> **Document extract**
* * * * * * *

EDITOR’S SUMMARY

Large organizations relying heavily on knowledge work require effective capture and reuse of information, enabled through consistent use of standardized enterprise content metadata. The Jet Propulsion Laboratory (JPL) has undertaken a standardization effort, building an internal content schema based on established metadata field standards that are content- and application-agnostic but locally customizable for application to a broad variety of repositories. The JPL adopted the Dublin Core standard, with its Simple and Qualified properties as well as further refined Custom sub-properties. The JPL Resource Schema serves as an enterprise-wide metadata standard, while specific application profiles state the available fields and field labels for each repository or content management system. The schema’s terms are drawn from two distinct but semantically related vocabularies and linked by an intermediary registry tying granular listings for specific applications to enterprise-level terms. The registry mappings permit the use of both local metadata and higher level or external systems. The effort has demonstrated the importance of consistent application of both granular and general metadata for information capture and revealed important lessons about adopting the Dublin Core standard in a large enterprise setting.

KEYWORDS

metadata
Dublin Core
document schemas
electronic document management systems
information reuse


Practical Application of the Dublin Core Standard for Enterprise Metadata Management

by Camille Mathieu

When information is generated by knowledge workers in an organization, the organization has vested practical and financial interests in maintaining the usability of that information. Once created, such information can be reused many times in an enterprise setting, minimizing redundancies in knowledge work products and increasing the overall efficiency of an organization. However, despite these benefits, knowledge-producing organizations have long struggled to provide workers with a straightforward means of reusing business information and this gap in enterprise knowledge management that can exact significant cost on an organization [1].

* * * * * * *

> **Supplied entries**
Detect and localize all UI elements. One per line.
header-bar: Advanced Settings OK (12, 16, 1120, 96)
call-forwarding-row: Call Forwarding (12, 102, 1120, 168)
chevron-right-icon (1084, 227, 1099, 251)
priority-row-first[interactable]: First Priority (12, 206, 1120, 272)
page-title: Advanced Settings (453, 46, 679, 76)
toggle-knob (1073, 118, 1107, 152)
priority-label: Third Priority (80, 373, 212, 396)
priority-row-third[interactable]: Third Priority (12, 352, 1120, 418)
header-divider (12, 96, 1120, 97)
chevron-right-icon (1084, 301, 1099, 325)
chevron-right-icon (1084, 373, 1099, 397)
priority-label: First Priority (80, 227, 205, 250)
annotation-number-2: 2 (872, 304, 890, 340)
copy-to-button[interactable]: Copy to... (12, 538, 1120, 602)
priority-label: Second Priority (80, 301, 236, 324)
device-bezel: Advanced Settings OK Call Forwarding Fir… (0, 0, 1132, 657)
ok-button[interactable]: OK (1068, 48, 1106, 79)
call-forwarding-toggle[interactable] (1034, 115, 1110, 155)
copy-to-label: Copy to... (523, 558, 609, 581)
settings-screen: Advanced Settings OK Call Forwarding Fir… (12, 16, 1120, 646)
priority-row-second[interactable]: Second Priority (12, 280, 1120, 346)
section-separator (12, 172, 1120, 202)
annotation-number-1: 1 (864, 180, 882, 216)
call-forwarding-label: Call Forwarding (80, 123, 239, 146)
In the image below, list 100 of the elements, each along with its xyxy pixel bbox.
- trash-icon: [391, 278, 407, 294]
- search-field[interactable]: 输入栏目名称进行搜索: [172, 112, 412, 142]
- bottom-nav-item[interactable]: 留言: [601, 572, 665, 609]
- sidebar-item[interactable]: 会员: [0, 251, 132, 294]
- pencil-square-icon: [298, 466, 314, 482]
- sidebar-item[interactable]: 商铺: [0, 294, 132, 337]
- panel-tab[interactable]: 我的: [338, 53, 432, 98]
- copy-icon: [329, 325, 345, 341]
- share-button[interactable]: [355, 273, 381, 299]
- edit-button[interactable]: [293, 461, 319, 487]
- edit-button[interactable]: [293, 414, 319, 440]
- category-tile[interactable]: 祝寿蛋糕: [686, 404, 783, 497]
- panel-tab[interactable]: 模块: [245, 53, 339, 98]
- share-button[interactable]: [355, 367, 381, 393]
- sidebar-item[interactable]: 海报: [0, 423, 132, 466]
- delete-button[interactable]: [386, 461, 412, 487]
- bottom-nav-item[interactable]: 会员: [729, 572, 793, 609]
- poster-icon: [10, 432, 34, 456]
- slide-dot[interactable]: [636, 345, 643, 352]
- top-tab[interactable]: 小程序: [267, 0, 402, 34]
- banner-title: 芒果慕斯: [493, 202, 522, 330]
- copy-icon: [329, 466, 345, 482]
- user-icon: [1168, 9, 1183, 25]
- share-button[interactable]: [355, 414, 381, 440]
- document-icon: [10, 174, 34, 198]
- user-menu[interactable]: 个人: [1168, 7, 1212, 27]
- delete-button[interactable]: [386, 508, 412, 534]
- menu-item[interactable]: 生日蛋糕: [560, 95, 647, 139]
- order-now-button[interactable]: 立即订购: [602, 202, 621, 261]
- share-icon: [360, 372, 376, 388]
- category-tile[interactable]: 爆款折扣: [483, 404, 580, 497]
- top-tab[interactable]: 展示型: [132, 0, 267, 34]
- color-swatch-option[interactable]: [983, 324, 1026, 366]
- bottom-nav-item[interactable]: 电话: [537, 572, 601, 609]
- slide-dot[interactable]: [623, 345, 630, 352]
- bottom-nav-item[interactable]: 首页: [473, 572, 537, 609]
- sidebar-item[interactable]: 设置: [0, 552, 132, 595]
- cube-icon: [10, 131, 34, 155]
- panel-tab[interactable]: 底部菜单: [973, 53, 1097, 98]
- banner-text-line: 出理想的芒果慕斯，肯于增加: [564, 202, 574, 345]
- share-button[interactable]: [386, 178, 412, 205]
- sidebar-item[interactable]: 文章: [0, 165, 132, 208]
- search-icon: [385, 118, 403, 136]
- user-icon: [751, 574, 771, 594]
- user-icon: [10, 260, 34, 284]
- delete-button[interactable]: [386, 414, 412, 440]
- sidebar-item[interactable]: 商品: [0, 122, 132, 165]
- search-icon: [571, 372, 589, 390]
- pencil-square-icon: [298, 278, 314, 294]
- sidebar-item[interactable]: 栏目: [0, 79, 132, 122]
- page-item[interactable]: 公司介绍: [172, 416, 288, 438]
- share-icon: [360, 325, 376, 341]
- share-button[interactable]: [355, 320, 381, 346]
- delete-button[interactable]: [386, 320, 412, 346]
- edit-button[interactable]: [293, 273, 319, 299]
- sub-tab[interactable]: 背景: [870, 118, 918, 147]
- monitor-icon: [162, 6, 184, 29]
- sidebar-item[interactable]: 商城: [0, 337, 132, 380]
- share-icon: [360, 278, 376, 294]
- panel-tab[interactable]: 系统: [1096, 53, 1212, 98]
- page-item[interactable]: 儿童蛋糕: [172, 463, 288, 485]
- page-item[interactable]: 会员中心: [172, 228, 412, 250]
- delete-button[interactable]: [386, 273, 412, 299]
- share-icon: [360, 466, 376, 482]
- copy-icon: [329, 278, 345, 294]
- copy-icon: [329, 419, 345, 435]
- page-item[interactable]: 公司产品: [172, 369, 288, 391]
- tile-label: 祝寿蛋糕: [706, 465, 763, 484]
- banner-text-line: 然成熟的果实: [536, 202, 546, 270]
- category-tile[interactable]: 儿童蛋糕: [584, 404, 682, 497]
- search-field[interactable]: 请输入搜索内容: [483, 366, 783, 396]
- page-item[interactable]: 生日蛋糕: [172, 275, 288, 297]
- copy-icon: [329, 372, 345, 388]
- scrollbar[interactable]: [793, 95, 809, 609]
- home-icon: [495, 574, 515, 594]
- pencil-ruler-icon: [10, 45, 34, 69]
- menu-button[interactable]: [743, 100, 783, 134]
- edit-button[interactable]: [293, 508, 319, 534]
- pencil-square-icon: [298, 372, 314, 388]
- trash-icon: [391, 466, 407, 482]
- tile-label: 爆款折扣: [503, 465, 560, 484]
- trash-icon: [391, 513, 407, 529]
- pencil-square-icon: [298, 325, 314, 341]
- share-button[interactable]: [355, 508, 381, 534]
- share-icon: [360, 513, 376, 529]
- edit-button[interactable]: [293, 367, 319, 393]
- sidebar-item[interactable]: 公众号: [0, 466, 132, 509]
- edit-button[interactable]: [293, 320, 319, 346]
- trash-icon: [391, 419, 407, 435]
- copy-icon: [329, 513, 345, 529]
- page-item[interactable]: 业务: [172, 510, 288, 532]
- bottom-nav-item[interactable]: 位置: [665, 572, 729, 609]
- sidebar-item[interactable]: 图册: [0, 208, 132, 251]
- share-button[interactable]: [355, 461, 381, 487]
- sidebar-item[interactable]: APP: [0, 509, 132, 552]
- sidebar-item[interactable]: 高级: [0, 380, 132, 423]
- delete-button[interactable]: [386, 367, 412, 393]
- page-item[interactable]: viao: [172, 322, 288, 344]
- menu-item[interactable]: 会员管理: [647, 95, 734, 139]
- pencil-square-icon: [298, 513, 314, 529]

* * * * * * *

> **Work to do**
Repeat the Dublin Core article from "When information is" to "an organization [1].", substituting "employees" for "knowledge workers". The data come from a separate source and have no connection to the text.

> **Correct output**
When information is generated by employees in an organization, the organization has vested practical and financial interests in maintaining the usability of that information. Once created, such information can be reused many times in an enterprise setting, minimizing redundancies in knowledge work products and increasing the overall efficiency of an organization. However, despite these benefits, knowledge-producing organizations have long struggled to provide workers with a straightforward means of reusing business information and this gap in enterprise knowledge management that can exact significant cost on an organization [1].